Extract every line of the material that holds the string "JSON".

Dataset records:
----

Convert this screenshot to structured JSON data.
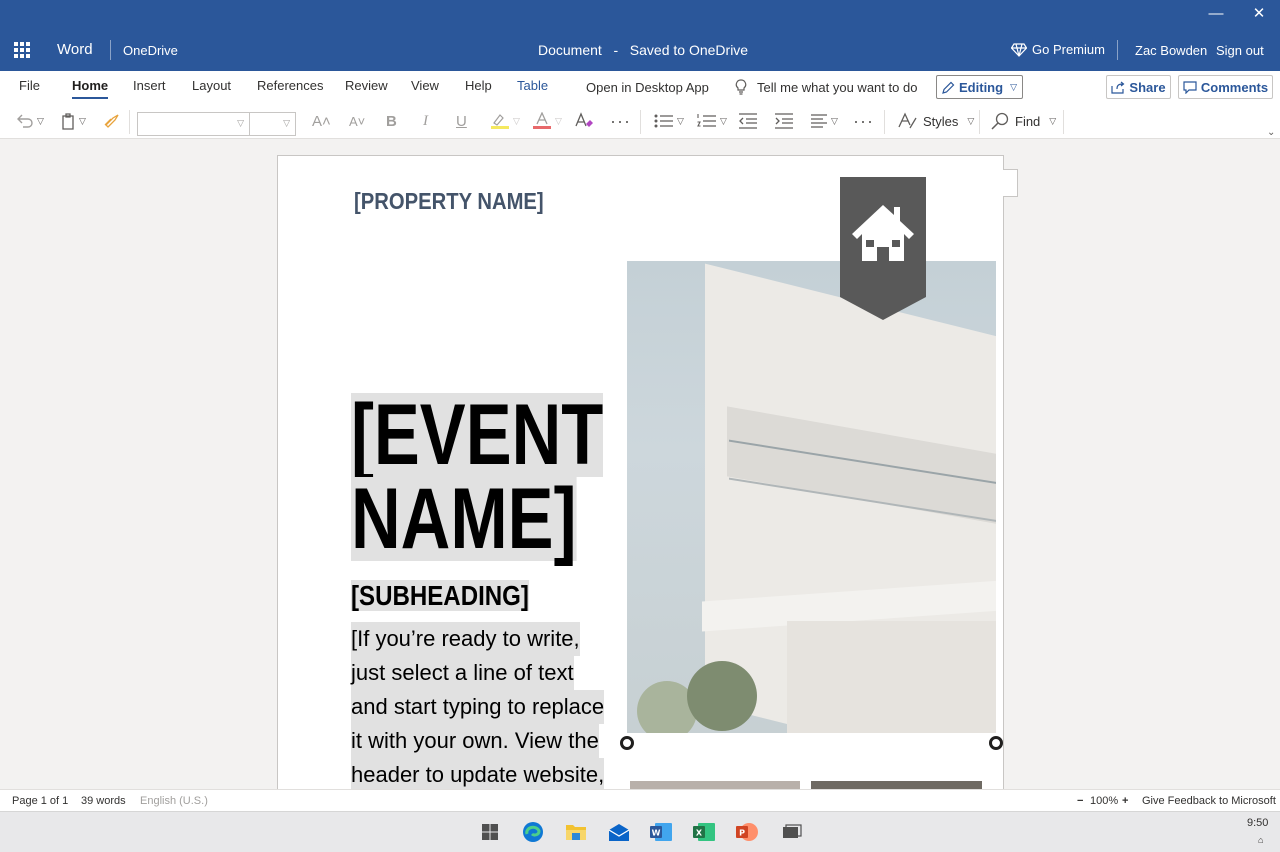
{
  "window": {
    "minimize": "—",
    "close": "✕"
  },
  "titlebar": {
    "app_name": "Word",
    "location": "OneDrive",
    "doc_title": "Document   -   Saved to OneDrive",
    "premium_label": "Go Premium",
    "user_name": "Zac Bowden",
    "sign_out": "Sign out"
  },
  "ribbon": {
    "tabs": [
      "File",
      "Home",
      "Insert",
      "Layout",
      "References",
      "Review",
      "View",
      "Help",
      "Table"
    ],
    "open_desktop": "Open in Desktop App",
    "tell_me": "Tell me what you want to do",
    "editing": "Editing",
    "share": "Share",
    "comments": "Comments"
  },
  "toolbar": {
    "styles": "Styles",
    "find": "Find"
  },
  "document": {
    "property_name": "[PROPERTY NAME]",
    "event_line1": "[EVENT",
    "event_line2": "NAME]",
    "subheading": "[SUBHEADING]",
    "body_lines": [
      "[If you’re ready to write,",
      "just select a line of text",
      "and start typing to replace",
      "it with your own. View the",
      "header to update website,"
    ]
  },
  "status": {
    "page": "Page 1 of 1",
    "words": "39 words",
    "language": "English (U.S.)",
    "zoom_minus": "−",
    "zoom": "100%",
    "zoom_plus": "+",
    "feedback": "Give Feedback to Microsoft"
  },
  "taskbar": {
    "time": "9:50",
    "tray": "⌂",
    "colors": {
      "edge": "#0f78d4",
      "explorer": "#f2c231",
      "mail": "#0a64c8",
      "word": "#2b579a",
      "excel": "#217346",
      "powerpoint": "#d04423"
    }
  },
  "colors": {
    "accent": "#2b579a",
    "banner": "#595959",
    "property_text": "#44546a"
  }
}
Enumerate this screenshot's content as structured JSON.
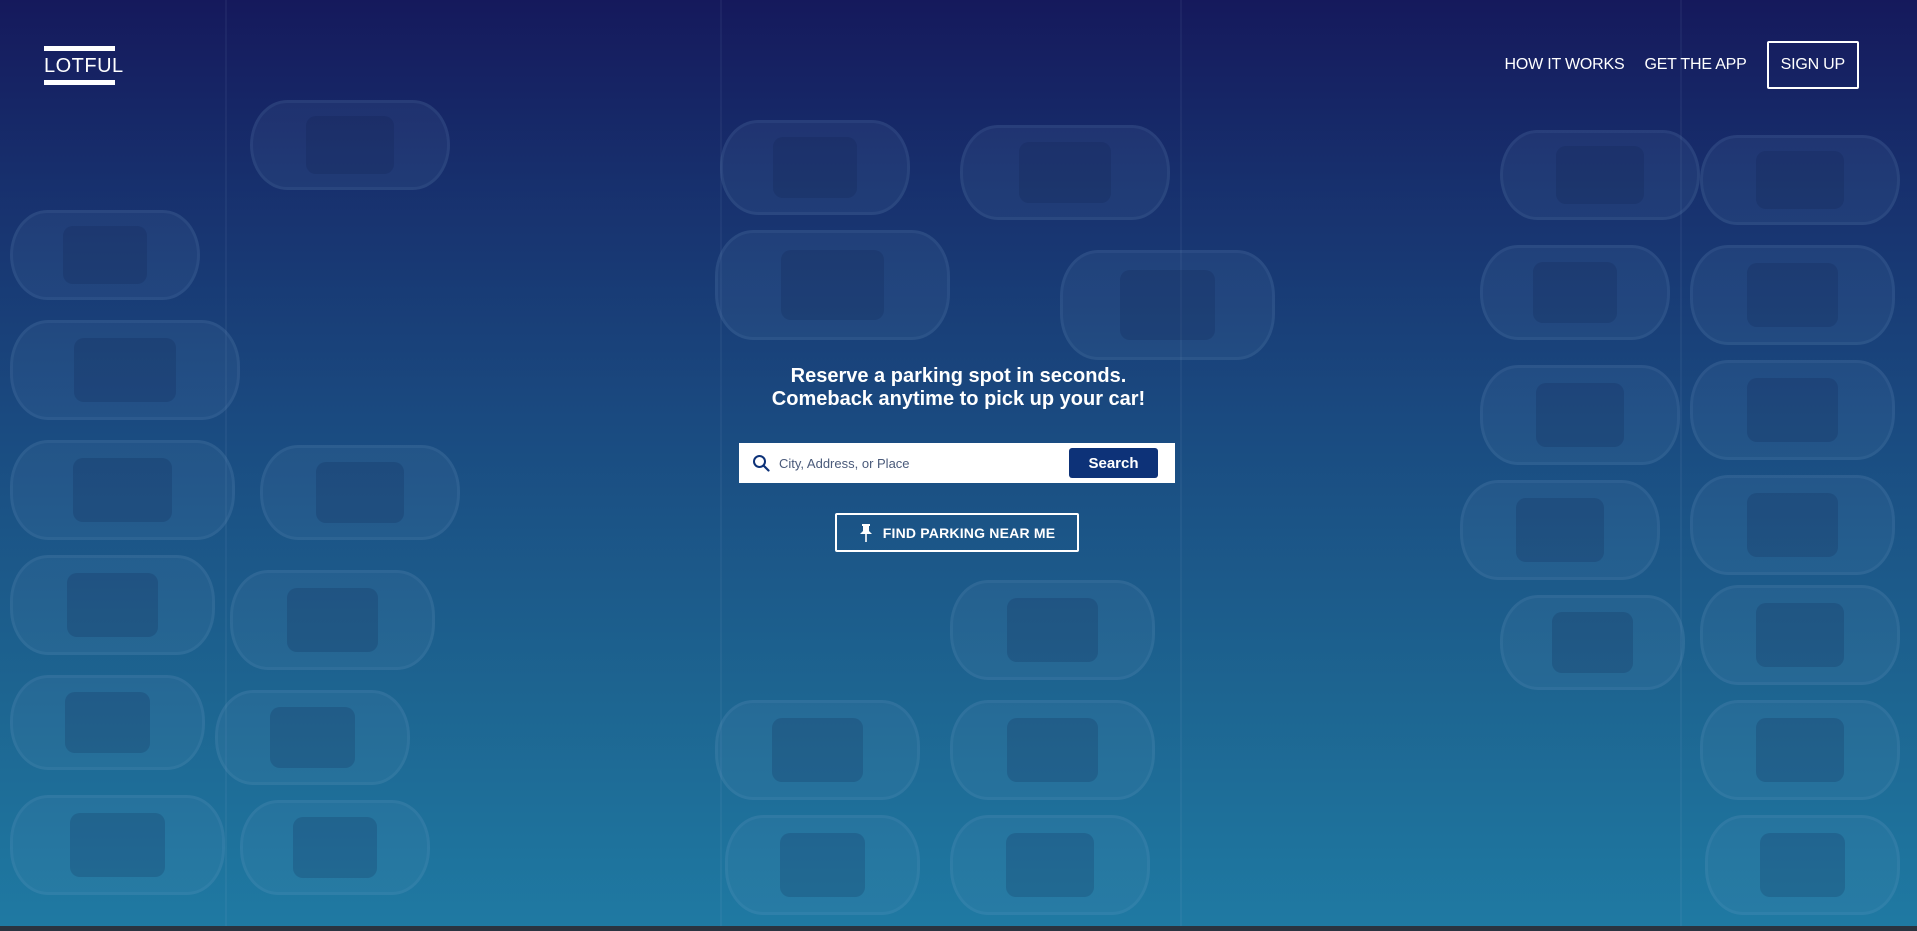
{
  "header": {
    "logo_text": "LOTFUL",
    "nav": {
      "how_it_works": "HOW IT WORKS",
      "get_the_app": "GET THE APP",
      "sign_up": "SIGN UP"
    }
  },
  "hero": {
    "headline_line1": "Reserve a parking spot in seconds.",
    "headline_line2": "Comeback anytime to pick up your car!",
    "search": {
      "placeholder": "City, Address, or Place",
      "value": "",
      "button_label": "Search"
    },
    "find_near_me_label": "FIND PARKING NEAR ME"
  },
  "icons": {
    "search": "search-icon",
    "pin": "pushpin-icon"
  },
  "colors": {
    "gradient_top": "#15195c",
    "gradient_bottom": "#1f7aa3",
    "search_button": "#0d3278",
    "text": "#ffffff"
  }
}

----

RESPONSE:
Convert this screenshot to structured JSON data.
Enumerate this screenshot's content as structured JSON.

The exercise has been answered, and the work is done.